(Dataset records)
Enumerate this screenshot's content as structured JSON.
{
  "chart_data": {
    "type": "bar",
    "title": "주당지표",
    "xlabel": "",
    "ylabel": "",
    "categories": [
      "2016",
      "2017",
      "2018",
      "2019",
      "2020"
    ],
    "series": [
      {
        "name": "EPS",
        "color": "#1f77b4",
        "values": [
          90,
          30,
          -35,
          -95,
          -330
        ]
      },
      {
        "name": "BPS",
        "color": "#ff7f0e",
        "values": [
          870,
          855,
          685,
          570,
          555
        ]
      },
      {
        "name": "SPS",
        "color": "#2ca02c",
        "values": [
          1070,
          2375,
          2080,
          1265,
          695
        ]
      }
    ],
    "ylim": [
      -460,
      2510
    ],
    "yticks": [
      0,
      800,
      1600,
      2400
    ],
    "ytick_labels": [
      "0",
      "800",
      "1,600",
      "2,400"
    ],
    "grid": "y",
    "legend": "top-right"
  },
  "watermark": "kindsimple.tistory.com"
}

Written exercise.
Word for word, quote all of the data above.

Expected answer.
Enumerate this screenshot's content as structured JSON.
{
  "chart_data": {
    "type": "bar",
    "title": "주당지표",
    "xlabel": "",
    "ylabel": "",
    "categories": [
      "2016",
      "2017",
      "2018",
      "2019",
      "2020"
    ],
    "series": [
      {
        "name": "EPS",
        "color": "#1f77b4",
        "values": [
          90,
          30,
          -35,
          -95,
          -330
        ]
      },
      {
        "name": "BPS",
        "color": "#ff7f0e",
        "values": [
          870,
          855,
          685,
          570,
          555
        ]
      },
      {
        "name": "SPS",
        "color": "#2ca02c",
        "values": [
          1070,
          2375,
          2080,
          1265,
          695
        ]
      }
    ],
    "ylim": [
      -460,
      2510
    ],
    "yticks": [
      0,
      800,
      1600,
      2400
    ],
    "ytick_labels": [
      "0",
      "800",
      "1,600",
      "2,400"
    ],
    "grid": "y",
    "legend": "top-right"
  },
  "watermark": "kindsimple.tistory.com"
}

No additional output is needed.